- **WHAT THIS TASK INVOLVES**
Retype the lines of the material from the line with "symbol-label — [465, 601, 553, 631]" to the line with "exterior-icon — [682, 137, 778, 177]", both included, character for character.
━━━━━ RECORD LIST ━━━━━
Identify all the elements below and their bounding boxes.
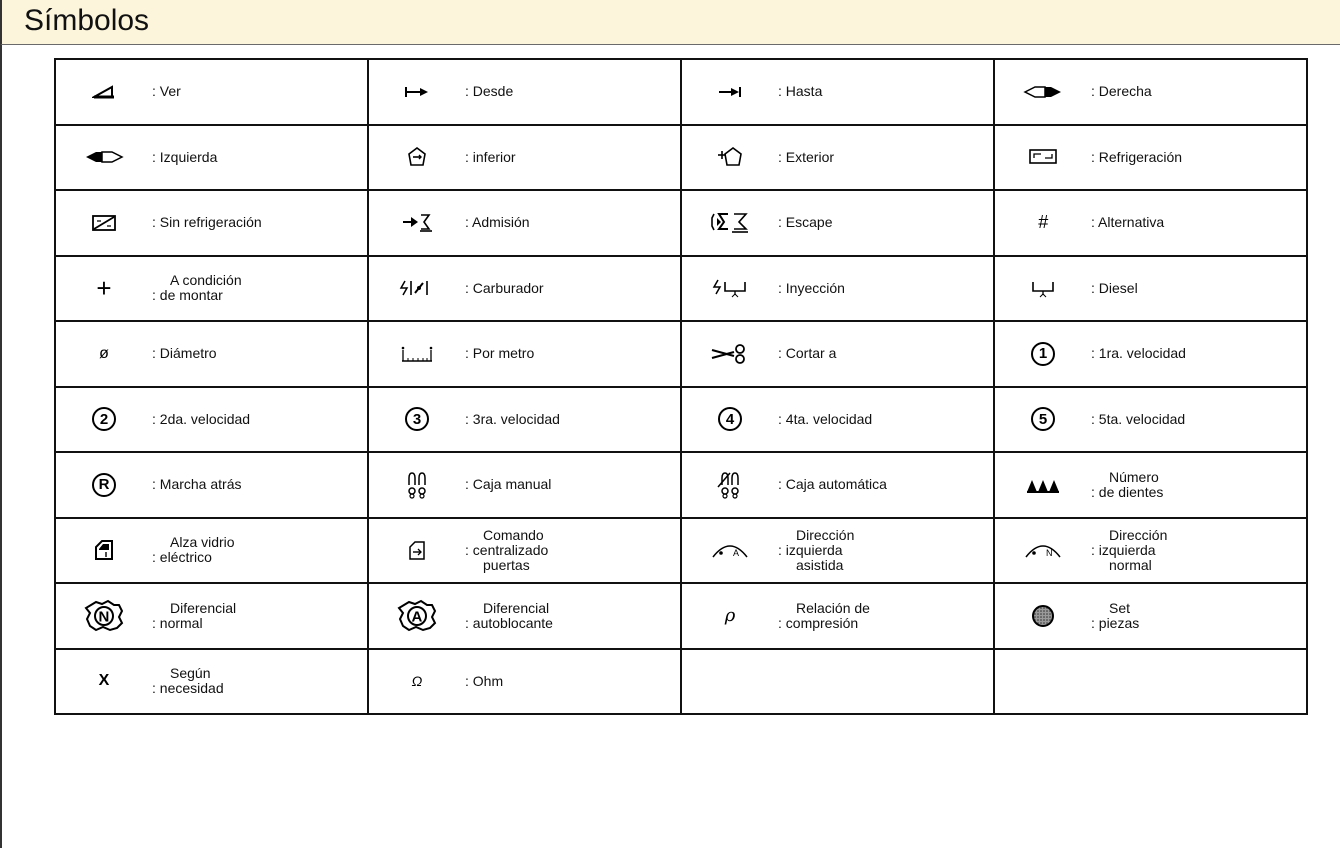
symbol-label — [465, 601, 553, 631]
right-arrow-icon — [995, 72, 1091, 112]
symbol-label — [1091, 215, 1164, 230]
symbol-label — [778, 281, 845, 296]
symbol-label-line: : eléctrico — [152, 549, 212, 566]
hash-icon: # — [1037, 212, 1048, 233]
symbol-cell — [55, 190, 368, 256]
symbol-label-line: : de dientes — [1091, 483, 1164, 500]
symbol-cell — [55, 583, 368, 649]
symbol-label — [1091, 470, 1163, 500]
symbol-label — [152, 666, 224, 696]
symbol-label-line: : Marcha atrás — [152, 476, 242, 493]
symbol-label-line: : Refrigeración — [1091, 148, 1183, 165]
symbol-label-line: : piezas — [1091, 614, 1140, 631]
left-arrow-icon — [56, 137, 152, 177]
symbol-cell — [368, 321, 681, 387]
symbol-label — [1091, 528, 1167, 573]
teeth-icon — [995, 465, 1091, 505]
table-row — [55, 387, 1307, 453]
symbol-cell — [994, 452, 1307, 518]
symbol-cell — [368, 256, 681, 322]
symbol-cell — [681, 649, 994, 715]
symbols-table — [54, 58, 1308, 715]
symbol-label — [1091, 346, 1186, 361]
symbol-label-line: : Diámetro — [152, 345, 217, 362]
symbol-label — [1091, 84, 1152, 99]
symbol-label — [152, 412, 250, 427]
intake-icon — [369, 203, 465, 243]
symbol-label — [465, 477, 551, 492]
symbol-label-line: Dirección — [796, 526, 855, 543]
svg-text:A: A — [733, 548, 740, 559]
symbol-cell — [994, 518, 1307, 584]
symbol-cell — [55, 59, 368, 125]
table-row — [55, 256, 1307, 322]
symbol-label-line: : Admisión — [465, 214, 530, 231]
symbol-cell — [994, 649, 1307, 715]
symbol-label — [465, 528, 548, 573]
symbol-cell — [55, 452, 368, 518]
symbol-label-line: Dirección — [1109, 526, 1168, 543]
diesel-icon — [995, 268, 1091, 308]
gear-5-icon: 5 — [995, 399, 1091, 439]
normal-steering-icon — [995, 530, 1091, 570]
exterior-icon — [682, 137, 778, 177]
diameter-icon: ø — [99, 344, 109, 362]
symbol-label — [778, 528, 854, 573]
symbol-label-line: Alza vidrio — [170, 534, 235, 551]
symbol-label-line: Diferencial — [170, 599, 237, 616]
symbol-cell — [681, 518, 994, 584]
exhaust-icon — [682, 203, 778, 243]
self-locking-differential-icon — [369, 596, 465, 636]
gear-3-icon: 3 — [369, 399, 465, 439]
━━━━━
- **RESPONSE BELOW**
symbol-label — [465, 601, 553, 631]
right-arrow-icon — [995, 72, 1091, 112]
symbol-label — [1091, 215, 1164, 230]
symbol-label — [778, 281, 845, 296]
symbol-label-line: : eléctrico — [152, 549, 212, 566]
hash-icon: # — [1037, 212, 1048, 233]
symbol-cell — [55, 190, 368, 256]
symbol-label-line: : de dientes — [1091, 483, 1164, 500]
symbol-cell — [55, 583, 368, 649]
symbol-label — [1091, 470, 1163, 500]
symbol-label — [152, 666, 224, 696]
symbol-label-line: : Marcha atrás — [152, 476, 242, 493]
symbol-label-line: : Refrigeración — [1091, 148, 1183, 165]
symbol-label-line: : piezas — [1091, 614, 1140, 631]
left-arrow-icon — [56, 137, 152, 177]
symbol-cell — [368, 321, 681, 387]
symbol-label — [1091, 528, 1167, 573]
teeth-icon — [995, 465, 1091, 505]
table-row — [55, 387, 1307, 453]
symbol-cell — [994, 452, 1307, 518]
symbol-cell — [368, 256, 681, 322]
symbol-cell — [681, 649, 994, 715]
symbols-table — [54, 58, 1308, 715]
symbol-label — [1091, 346, 1186, 361]
symbol-label-line: : Diámetro — [152, 345, 217, 362]
symbol-label — [1091, 84, 1152, 99]
symbol-label — [152, 412, 250, 427]
intake-icon — [369, 203, 465, 243]
symbol-label — [465, 477, 551, 492]
symbol-label-line: Dirección — [796, 526, 855, 543]
svg-text:A: A — [733, 548, 740, 559]
symbol-cell — [994, 518, 1307, 584]
symbol-cell — [55, 59, 368, 125]
table-row — [55, 256, 1307, 322]
symbol-label-line: : Admisión — [465, 214, 530, 231]
symbol-cell — [994, 649, 1307, 715]
symbol-label — [465, 528, 548, 573]
symbol-cell — [55, 452, 368, 518]
symbol-label-line: Dirección — [1109, 526, 1168, 543]
diesel-icon — [995, 268, 1091, 308]
gear-5-icon: 5 — [995, 399, 1091, 439]
normal-steering-icon — [995, 530, 1091, 570]
exterior-icon — [682, 137, 778, 177]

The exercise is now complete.